→ What this task involves: Return all the entries exactly, keeping pictures out.

→ Material for this task:
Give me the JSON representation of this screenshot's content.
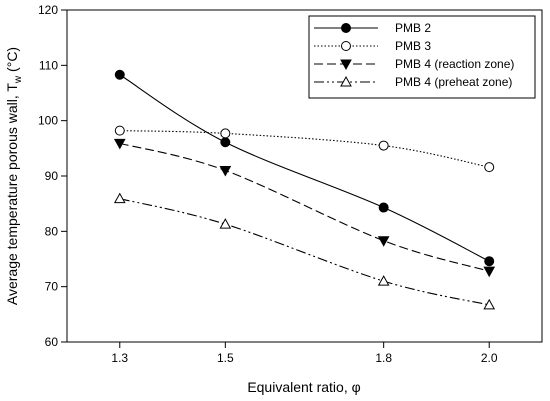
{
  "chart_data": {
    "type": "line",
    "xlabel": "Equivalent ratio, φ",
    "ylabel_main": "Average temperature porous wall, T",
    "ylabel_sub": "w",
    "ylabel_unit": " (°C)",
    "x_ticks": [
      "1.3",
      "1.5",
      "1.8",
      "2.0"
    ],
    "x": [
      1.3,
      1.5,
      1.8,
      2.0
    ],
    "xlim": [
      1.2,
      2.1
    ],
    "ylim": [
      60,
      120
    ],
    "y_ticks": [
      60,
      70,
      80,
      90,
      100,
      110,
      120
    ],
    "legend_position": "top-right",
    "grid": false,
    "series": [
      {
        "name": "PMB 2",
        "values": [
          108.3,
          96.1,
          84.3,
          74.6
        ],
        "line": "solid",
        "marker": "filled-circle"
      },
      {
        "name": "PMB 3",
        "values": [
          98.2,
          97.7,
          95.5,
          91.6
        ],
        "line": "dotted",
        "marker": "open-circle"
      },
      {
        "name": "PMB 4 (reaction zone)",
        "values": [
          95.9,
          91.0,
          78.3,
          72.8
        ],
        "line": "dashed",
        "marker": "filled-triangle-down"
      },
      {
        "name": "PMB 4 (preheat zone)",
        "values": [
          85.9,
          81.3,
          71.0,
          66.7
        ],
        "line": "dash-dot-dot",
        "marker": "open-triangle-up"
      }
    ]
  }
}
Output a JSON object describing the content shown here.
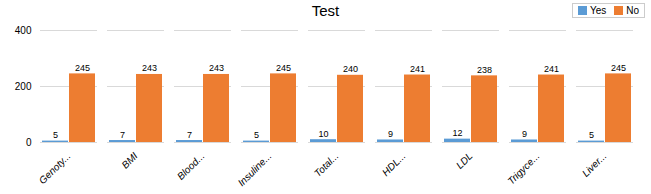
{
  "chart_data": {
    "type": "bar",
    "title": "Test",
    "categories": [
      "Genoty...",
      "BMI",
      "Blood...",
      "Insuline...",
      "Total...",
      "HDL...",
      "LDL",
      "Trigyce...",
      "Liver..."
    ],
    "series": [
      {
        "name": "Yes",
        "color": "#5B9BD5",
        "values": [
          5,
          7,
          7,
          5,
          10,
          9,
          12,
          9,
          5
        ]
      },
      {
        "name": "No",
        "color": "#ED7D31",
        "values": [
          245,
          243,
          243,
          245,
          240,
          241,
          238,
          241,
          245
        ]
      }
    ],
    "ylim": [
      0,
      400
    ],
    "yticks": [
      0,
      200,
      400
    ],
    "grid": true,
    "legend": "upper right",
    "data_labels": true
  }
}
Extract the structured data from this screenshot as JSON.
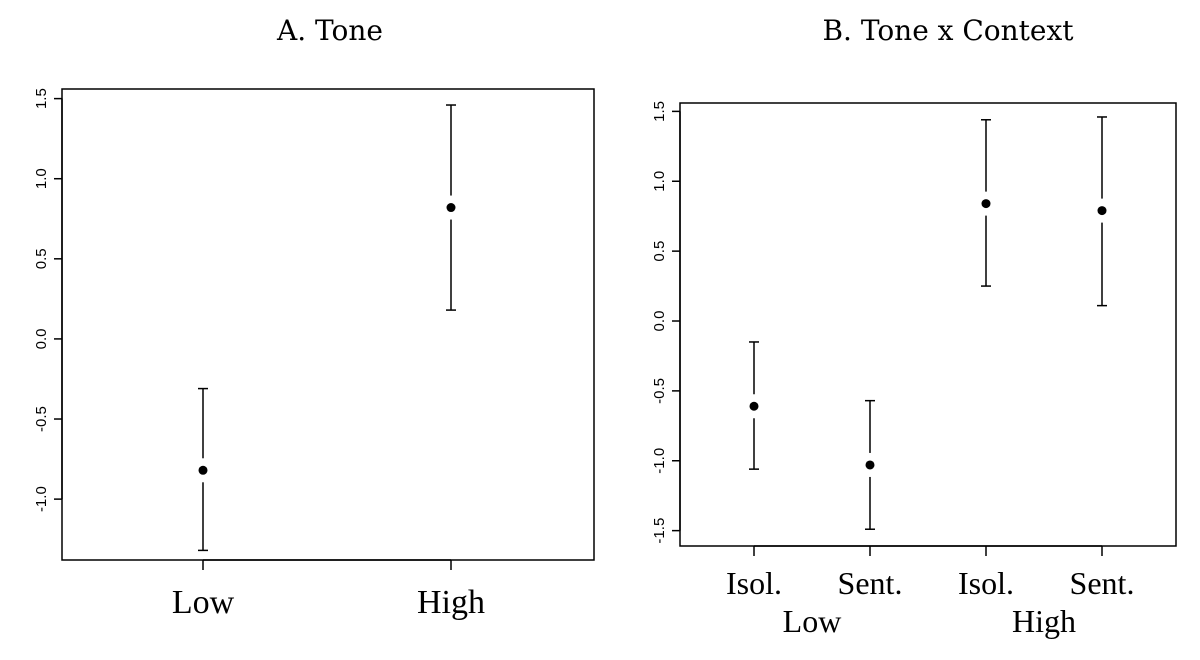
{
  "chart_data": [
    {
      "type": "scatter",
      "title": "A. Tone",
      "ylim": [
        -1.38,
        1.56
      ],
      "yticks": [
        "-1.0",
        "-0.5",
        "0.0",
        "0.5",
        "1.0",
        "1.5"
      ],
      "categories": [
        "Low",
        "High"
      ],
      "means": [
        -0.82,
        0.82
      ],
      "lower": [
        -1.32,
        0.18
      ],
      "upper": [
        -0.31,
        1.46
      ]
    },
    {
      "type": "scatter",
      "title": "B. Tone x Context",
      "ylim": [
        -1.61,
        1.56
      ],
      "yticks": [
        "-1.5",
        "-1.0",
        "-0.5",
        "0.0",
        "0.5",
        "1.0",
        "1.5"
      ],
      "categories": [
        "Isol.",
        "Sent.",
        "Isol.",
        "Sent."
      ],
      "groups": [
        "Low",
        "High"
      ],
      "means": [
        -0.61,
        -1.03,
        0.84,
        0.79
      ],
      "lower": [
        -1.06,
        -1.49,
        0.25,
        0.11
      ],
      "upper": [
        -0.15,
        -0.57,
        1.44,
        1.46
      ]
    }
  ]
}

→ Full answer:
Give me the JSON representation of this screenshot's content.
{
  "chart_data": {
    "type": "line",
    "xlabel": "Equivalent ratio, φ",
    "ylabel_main": "Average temperature porous wall, T",
    "ylabel_sub": "w",
    "ylabel_unit": " (°C)",
    "x_ticks": [
      "1.3",
      "1.5",
      "1.8",
      "2.0"
    ],
    "x": [
      1.3,
      1.5,
      1.8,
      2.0
    ],
    "xlim": [
      1.2,
      2.1
    ],
    "ylim": [
      60,
      120
    ],
    "y_ticks": [
      60,
      70,
      80,
      90,
      100,
      110,
      120
    ],
    "legend_position": "top-right",
    "grid": false,
    "series": [
      {
        "name": "PMB 2",
        "values": [
          108.3,
          96.1,
          84.3,
          74.6
        ],
        "line": "solid",
        "marker": "filled-circle"
      },
      {
        "name": "PMB 3",
        "values": [
          98.2,
          97.7,
          95.5,
          91.6
        ],
        "line": "dotted",
        "marker": "open-circle"
      },
      {
        "name": "PMB 4 (reaction zone)",
        "values": [
          95.9,
          91.0,
          78.3,
          72.8
        ],
        "line": "dashed",
        "marker": "filled-triangle-down"
      },
      {
        "name": "PMB 4 (preheat zone)",
        "values": [
          85.9,
          81.3,
          71.0,
          66.7
        ],
        "line": "dash-dot-dot",
        "marker": "open-triangle-up"
      }
    ]
  }
}
Output a JSON object describing the content shown here.
{
  "chart_data": {
    "type": "bar",
    "title": "Test",
    "categories": [
      "Genoty...",
      "BMI",
      "Blood...",
      "Insuline...",
      "Total...",
      "HDL...",
      "LDL",
      "Trigyce...",
      "Liver..."
    ],
    "series": [
      {
        "name": "Yes",
        "color": "#5B9BD5",
        "values": [
          5,
          7,
          7,
          5,
          10,
          9,
          12,
          9,
          5
        ]
      },
      {
        "name": "No",
        "color": "#ED7D31",
        "values": [
          245,
          243,
          243,
          245,
          240,
          241,
          238,
          241,
          245
        ]
      }
    ],
    "ylim": [
      0,
      400
    ],
    "yticks": [
      0,
      200,
      400
    ],
    "grid": true,
    "legend": "upper right",
    "data_labels": true
  }
}
Extract the structured data from this screenshot as JSON.
{
  "chart_data": [
    {
      "type": "scatter",
      "title": "A. Tone",
      "ylim": [
        -1.38,
        1.56
      ],
      "yticks": [
        "-1.0",
        "-0.5",
        "0.0",
        "0.5",
        "1.0",
        "1.5"
      ],
      "categories": [
        "Low",
        "High"
      ],
      "means": [
        -0.82,
        0.82
      ],
      "lower": [
        -1.32,
        0.18
      ],
      "upper": [
        -0.31,
        1.46
      ]
    },
    {
      "type": "scatter",
      "title": "B. Tone x Context",
      "ylim": [
        -1.61,
        1.56
      ],
      "yticks": [
        "-1.5",
        "-1.0",
        "-0.5",
        "0.0",
        "0.5",
        "1.0",
        "1.5"
      ],
      "categories": [
        "Isol.",
        "Sent.",
        "Isol.",
        "Sent."
      ],
      "groups": [
        "Low",
        "High"
      ],
      "means": [
        -0.61,
        -1.03,
        0.84,
        0.79
      ],
      "lower": [
        -1.06,
        -1.49,
        0.25,
        0.11
      ],
      "upper": [
        -0.15,
        -0.57,
        1.44,
        1.46
      ]
    }
  ]
}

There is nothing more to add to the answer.